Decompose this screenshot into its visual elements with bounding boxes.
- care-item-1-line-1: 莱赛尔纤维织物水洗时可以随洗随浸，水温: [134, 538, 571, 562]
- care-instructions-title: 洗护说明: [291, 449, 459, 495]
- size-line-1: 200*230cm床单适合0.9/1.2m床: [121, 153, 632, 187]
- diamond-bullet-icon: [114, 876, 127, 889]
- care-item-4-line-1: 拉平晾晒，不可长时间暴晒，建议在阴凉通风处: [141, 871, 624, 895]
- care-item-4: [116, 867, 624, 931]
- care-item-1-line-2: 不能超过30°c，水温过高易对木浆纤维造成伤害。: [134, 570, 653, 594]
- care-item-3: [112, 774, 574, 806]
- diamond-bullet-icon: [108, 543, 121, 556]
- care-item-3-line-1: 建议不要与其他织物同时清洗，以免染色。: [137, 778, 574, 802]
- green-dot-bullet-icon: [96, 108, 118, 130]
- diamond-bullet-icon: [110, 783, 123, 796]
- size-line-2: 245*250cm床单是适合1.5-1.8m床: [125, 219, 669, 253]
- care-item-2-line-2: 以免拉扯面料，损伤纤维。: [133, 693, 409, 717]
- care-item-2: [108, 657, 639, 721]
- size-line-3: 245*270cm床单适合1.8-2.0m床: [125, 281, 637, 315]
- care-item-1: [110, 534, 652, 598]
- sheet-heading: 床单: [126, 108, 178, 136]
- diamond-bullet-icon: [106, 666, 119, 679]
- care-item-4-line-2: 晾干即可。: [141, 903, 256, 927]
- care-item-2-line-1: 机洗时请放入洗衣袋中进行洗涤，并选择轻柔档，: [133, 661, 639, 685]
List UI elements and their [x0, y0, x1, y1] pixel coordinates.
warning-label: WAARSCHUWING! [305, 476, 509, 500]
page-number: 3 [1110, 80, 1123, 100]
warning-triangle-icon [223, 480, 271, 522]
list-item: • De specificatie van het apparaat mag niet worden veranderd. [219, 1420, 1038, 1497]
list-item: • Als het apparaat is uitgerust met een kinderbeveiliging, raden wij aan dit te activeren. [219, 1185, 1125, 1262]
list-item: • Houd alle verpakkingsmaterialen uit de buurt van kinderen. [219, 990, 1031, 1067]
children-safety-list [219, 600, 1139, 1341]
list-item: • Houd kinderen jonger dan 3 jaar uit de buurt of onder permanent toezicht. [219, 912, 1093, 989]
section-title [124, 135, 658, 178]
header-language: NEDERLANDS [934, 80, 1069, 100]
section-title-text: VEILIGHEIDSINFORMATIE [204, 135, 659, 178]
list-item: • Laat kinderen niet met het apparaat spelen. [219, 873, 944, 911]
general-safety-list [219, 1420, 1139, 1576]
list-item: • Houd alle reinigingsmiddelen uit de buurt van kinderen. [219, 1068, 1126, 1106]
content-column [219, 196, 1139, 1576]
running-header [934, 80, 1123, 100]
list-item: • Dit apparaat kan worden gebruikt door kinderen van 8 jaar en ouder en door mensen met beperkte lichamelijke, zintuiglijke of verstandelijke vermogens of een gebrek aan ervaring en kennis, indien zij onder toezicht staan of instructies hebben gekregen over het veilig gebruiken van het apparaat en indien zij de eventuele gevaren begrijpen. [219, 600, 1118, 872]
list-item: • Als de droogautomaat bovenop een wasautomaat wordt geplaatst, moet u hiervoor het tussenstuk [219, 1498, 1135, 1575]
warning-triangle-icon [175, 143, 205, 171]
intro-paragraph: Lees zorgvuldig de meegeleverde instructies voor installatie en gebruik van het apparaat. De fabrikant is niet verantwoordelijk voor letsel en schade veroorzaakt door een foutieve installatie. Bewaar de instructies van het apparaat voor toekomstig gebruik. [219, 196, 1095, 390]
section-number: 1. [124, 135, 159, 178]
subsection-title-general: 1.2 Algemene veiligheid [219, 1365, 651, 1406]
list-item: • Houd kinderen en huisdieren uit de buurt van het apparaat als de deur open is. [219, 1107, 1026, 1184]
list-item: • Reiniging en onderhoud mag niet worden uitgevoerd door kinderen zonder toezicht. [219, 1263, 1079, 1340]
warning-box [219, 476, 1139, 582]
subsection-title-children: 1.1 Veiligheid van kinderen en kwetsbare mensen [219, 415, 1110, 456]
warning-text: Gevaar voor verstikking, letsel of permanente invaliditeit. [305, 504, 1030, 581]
• • • • • • •
- _WORK REQUIRED_
Set down, with no changes, the lines from the start of the records through the line containing "- size-line-1: 200*230cm床单适合0.9/1.2m床: [121, 153, 632, 187]".

- _FULL OUTPUT_
Decompose this screenshot into its visual elements with bounding boxes.
- care-item-1-line-1: 莱赛尔纤维织物水洗时可以随洗随浸，水温: [134, 538, 571, 562]
- care-instructions-title: 洗护说明: [291, 449, 459, 495]
- size-line-1: 200*230cm床单适合0.9/1.2m床: [121, 153, 632, 187]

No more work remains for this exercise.